* **Task goal**
Across the entries below, count the lines in which the word "name" occurs. Reply with the count alone.

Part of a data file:
-- Begin --
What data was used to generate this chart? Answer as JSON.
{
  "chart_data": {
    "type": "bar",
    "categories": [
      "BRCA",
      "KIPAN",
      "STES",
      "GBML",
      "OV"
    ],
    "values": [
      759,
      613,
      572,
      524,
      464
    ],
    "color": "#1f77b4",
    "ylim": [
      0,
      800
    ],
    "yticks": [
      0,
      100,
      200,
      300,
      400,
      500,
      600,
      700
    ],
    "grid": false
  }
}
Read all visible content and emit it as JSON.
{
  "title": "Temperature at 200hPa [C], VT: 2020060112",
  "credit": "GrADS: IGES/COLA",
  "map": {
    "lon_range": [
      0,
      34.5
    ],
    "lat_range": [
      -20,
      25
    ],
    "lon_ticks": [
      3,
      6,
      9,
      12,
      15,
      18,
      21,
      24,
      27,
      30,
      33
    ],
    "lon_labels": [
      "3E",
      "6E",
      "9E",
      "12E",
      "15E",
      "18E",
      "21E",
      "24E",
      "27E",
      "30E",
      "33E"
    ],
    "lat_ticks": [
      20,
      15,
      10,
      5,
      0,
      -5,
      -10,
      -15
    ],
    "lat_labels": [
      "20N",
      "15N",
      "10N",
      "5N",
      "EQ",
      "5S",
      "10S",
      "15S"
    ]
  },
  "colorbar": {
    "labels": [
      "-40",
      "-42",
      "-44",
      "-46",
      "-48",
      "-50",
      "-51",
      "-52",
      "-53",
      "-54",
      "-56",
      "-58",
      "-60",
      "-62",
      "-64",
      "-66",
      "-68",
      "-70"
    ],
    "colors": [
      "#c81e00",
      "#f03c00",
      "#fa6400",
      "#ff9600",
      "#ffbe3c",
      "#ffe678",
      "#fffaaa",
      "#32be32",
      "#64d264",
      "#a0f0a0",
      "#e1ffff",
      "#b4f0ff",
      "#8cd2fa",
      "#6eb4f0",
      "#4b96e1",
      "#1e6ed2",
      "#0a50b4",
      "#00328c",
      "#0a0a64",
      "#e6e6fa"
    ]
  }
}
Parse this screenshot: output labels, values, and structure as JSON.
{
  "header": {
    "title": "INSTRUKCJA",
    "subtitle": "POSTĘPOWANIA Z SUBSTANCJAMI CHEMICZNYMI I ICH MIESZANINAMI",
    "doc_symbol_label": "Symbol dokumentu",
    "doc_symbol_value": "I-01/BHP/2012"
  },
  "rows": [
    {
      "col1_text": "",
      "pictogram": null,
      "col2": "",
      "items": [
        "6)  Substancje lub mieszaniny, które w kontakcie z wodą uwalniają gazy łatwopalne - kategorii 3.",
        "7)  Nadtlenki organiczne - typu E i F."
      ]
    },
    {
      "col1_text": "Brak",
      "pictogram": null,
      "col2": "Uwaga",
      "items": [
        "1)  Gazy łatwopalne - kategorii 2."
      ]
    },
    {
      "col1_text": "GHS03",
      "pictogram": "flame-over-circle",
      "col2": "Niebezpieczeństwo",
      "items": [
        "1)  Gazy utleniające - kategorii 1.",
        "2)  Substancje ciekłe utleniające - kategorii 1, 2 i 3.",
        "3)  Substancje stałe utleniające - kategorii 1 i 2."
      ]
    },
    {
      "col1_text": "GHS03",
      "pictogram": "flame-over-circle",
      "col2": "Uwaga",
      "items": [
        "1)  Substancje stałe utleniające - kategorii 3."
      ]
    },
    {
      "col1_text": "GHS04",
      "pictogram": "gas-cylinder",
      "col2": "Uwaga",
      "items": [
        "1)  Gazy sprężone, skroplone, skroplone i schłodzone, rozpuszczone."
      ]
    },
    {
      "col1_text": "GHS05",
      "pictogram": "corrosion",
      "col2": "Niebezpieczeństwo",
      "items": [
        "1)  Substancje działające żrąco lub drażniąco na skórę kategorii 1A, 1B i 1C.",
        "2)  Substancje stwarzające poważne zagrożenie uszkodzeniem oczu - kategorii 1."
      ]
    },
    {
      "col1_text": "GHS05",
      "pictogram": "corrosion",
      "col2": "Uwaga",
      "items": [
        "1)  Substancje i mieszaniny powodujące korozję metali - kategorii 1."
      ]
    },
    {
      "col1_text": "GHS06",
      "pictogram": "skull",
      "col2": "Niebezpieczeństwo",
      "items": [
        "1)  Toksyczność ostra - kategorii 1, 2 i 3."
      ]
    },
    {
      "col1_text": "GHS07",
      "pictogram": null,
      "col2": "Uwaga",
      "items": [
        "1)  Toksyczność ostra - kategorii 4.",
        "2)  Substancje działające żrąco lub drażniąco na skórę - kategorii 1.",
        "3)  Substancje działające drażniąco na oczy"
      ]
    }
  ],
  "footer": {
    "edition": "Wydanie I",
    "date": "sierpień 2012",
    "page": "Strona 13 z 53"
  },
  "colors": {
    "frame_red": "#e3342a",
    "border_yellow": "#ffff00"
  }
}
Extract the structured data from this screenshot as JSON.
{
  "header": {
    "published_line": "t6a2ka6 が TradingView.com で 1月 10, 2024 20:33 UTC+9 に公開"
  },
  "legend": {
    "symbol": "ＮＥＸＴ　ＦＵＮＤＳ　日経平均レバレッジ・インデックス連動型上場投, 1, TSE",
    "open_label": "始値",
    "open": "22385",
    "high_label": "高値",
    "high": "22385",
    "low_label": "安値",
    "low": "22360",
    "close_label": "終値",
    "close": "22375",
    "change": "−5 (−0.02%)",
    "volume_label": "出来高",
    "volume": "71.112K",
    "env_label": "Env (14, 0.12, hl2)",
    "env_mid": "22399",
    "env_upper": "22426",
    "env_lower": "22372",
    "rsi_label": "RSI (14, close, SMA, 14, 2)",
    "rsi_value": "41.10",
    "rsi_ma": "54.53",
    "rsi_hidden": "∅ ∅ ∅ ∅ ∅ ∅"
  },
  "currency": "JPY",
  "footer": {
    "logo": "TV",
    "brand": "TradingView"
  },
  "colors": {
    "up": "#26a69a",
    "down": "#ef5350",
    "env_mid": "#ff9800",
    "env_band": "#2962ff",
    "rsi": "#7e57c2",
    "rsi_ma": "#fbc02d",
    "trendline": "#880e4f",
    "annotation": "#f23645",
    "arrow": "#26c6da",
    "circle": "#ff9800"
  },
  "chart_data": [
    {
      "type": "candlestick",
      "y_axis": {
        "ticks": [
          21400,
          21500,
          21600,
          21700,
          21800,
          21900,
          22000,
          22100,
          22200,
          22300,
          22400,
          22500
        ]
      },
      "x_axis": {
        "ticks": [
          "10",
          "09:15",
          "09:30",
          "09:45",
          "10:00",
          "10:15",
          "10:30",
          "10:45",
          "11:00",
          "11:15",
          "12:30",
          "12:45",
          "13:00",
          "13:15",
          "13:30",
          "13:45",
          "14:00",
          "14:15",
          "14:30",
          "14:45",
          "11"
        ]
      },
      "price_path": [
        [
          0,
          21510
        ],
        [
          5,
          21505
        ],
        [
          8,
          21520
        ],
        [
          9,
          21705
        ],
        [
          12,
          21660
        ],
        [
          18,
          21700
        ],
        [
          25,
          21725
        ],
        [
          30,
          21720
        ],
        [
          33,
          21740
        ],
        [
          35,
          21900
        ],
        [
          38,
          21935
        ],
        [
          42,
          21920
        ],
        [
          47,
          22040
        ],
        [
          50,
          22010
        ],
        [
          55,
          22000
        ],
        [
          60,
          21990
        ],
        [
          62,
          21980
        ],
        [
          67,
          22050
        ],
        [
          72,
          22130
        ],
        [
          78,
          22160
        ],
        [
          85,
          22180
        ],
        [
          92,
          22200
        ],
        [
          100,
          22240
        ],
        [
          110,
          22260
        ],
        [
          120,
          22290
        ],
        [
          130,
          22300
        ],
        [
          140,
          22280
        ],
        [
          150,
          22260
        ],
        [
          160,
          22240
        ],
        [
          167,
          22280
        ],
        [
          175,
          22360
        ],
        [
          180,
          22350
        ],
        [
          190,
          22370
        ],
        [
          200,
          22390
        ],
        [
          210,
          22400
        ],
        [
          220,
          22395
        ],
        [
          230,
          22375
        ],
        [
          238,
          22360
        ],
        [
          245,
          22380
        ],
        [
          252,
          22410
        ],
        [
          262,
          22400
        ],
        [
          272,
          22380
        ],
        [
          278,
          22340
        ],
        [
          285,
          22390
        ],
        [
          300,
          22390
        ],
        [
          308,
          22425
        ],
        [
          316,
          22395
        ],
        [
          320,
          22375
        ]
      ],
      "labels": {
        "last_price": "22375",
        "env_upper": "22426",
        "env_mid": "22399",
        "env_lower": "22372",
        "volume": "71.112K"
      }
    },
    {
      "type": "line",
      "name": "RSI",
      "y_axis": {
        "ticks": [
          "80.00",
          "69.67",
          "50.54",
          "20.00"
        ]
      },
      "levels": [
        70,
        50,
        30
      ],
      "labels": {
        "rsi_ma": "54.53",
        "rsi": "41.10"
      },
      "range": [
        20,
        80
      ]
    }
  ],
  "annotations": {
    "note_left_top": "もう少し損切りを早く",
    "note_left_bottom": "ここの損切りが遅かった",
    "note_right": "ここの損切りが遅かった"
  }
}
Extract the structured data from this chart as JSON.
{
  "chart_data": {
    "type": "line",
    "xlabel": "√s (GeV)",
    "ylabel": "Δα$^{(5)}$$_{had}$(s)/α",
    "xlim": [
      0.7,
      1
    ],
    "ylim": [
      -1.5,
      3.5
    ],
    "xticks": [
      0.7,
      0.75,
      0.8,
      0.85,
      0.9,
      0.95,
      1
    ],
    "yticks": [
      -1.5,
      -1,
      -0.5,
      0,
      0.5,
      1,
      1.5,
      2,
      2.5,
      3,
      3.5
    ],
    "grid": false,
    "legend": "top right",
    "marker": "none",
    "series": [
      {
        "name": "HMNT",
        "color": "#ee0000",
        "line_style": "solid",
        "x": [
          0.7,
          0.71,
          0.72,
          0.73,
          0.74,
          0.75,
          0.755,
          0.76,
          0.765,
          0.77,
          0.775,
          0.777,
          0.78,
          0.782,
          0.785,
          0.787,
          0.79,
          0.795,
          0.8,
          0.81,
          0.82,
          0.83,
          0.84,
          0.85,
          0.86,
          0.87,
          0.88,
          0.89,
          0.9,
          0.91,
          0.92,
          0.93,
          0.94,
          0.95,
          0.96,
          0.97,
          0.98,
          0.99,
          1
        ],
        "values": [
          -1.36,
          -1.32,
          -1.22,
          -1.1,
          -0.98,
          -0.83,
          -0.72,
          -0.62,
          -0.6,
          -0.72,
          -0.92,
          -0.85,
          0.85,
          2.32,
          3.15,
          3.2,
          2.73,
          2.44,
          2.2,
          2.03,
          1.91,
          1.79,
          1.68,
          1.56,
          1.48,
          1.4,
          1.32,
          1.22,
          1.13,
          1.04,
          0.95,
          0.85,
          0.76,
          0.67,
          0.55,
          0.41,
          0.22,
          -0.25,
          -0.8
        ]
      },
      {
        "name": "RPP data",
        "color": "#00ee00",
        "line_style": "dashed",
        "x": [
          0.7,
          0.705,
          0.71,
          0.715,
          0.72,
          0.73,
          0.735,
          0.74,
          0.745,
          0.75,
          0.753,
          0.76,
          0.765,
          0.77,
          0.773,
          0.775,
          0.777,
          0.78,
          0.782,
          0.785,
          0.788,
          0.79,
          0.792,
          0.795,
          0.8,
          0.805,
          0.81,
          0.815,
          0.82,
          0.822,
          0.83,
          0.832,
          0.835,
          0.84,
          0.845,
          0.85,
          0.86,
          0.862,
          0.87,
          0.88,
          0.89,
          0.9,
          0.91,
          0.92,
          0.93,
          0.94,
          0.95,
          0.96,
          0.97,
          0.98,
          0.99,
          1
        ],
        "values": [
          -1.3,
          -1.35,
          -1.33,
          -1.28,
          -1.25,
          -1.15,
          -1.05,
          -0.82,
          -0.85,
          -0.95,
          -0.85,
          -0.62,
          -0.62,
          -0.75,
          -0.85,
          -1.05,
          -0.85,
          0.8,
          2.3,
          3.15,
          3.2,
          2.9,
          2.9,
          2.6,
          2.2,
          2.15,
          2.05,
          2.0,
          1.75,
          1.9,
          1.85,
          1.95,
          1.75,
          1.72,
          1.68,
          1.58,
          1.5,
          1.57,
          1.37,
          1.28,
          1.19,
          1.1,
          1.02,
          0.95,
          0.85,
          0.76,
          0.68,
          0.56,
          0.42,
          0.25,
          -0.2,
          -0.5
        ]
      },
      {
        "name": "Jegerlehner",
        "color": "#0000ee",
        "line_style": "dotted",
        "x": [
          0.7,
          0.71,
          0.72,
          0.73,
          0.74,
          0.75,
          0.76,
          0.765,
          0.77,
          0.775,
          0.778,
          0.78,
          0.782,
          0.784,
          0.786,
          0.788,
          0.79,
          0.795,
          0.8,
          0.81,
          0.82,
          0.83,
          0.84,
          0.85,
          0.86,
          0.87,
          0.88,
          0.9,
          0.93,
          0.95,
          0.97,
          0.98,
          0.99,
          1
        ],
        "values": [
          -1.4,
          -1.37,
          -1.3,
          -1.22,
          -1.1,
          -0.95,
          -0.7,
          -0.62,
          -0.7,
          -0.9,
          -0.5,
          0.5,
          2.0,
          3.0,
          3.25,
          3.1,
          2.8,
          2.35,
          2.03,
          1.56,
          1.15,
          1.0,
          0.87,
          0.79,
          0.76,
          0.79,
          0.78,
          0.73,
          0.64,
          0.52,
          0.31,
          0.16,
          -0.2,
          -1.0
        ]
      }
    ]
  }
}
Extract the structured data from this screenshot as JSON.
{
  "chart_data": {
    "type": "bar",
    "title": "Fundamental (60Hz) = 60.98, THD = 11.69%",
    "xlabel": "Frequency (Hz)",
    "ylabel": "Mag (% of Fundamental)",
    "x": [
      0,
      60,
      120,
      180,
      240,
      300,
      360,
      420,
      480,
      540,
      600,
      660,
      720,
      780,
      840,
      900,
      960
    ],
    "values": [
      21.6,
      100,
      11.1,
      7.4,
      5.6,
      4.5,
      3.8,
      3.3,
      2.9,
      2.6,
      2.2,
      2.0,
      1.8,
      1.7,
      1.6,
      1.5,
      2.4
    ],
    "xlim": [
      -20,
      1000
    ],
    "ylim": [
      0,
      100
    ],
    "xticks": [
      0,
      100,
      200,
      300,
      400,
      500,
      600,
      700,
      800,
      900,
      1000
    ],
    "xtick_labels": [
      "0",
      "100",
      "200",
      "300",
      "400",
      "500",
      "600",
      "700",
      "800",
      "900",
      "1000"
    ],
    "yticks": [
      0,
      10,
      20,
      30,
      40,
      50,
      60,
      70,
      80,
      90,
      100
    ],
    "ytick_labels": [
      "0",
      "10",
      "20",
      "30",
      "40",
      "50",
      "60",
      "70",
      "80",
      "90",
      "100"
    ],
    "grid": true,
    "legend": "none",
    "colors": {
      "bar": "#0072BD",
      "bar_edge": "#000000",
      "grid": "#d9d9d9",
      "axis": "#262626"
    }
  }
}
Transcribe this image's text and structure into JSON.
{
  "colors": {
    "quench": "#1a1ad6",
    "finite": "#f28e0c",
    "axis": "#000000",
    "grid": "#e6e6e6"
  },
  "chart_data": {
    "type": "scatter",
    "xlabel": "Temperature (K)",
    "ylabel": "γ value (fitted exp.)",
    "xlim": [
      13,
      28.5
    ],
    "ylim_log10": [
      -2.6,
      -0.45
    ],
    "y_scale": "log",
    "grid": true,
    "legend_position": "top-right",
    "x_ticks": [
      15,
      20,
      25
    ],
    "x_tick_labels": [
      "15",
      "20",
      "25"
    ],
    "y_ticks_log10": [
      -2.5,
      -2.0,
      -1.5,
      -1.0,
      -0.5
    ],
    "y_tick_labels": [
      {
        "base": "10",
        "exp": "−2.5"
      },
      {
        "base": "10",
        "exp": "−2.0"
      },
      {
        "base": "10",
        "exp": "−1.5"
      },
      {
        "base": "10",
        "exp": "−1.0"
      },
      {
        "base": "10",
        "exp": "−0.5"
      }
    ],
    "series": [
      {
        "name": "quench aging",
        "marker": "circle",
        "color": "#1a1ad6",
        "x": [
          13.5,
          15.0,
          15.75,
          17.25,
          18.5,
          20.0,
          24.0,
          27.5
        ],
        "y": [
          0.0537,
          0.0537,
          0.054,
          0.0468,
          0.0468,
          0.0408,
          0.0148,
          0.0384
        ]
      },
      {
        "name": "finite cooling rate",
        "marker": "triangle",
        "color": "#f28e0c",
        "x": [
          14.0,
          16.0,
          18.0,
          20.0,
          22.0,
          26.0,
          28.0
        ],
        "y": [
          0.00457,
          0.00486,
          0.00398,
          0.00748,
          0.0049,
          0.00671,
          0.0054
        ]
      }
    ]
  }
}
-- End --
* **Complete response**
6